* _Problem details_:
Using the listing below, copy every line that mentions "اجرایی".

* _Listing_:
::::::

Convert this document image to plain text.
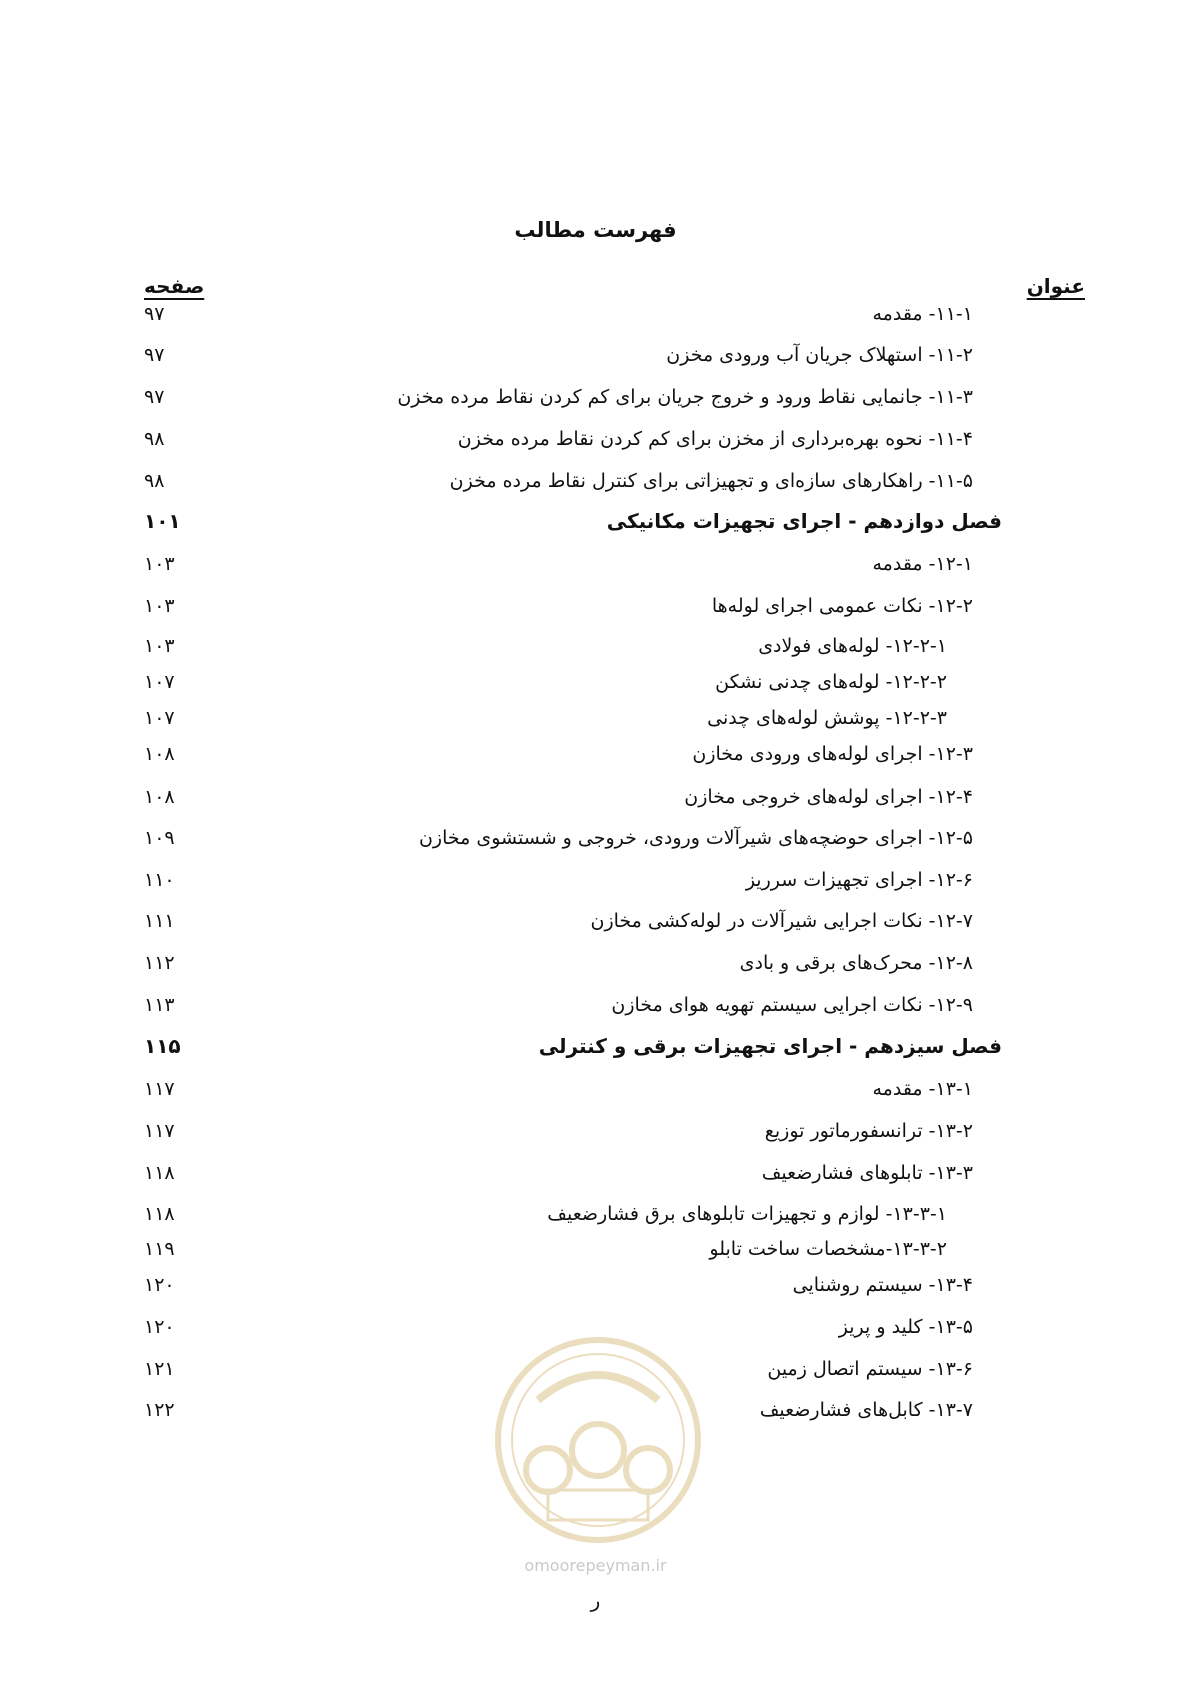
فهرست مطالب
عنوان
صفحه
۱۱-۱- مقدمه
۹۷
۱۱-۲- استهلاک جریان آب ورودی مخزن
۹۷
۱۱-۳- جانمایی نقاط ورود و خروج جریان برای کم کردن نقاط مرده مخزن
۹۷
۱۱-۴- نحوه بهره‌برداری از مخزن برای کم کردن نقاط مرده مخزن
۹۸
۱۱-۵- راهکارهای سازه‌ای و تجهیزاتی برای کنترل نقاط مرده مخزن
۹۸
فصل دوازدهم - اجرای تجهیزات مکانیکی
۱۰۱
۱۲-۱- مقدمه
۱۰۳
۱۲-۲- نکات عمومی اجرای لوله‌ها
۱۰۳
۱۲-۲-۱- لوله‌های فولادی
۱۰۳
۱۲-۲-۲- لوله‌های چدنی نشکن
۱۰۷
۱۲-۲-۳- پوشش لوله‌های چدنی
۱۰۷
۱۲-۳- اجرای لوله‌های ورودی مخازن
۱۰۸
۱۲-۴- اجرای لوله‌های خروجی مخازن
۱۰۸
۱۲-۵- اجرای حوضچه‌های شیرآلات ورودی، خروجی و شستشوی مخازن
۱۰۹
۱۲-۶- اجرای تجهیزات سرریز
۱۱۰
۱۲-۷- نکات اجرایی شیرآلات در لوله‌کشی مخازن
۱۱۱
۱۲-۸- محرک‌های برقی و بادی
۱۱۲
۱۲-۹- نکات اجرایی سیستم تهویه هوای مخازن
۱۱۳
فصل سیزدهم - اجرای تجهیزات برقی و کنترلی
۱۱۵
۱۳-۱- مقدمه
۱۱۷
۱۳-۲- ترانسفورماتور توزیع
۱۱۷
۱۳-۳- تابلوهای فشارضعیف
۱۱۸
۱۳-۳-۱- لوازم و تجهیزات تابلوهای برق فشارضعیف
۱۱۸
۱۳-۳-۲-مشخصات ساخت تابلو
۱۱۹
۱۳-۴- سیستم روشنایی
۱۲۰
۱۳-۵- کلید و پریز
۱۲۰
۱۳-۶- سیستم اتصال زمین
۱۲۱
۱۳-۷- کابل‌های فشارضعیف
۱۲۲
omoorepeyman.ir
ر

::::::

* _Task solution_:
۱۲-۷- نکات اجرایی شیرآلات در لوله‌کشی مخازن
۱۲-۹- نکات اجرایی سیستم تهویه هوای مخازن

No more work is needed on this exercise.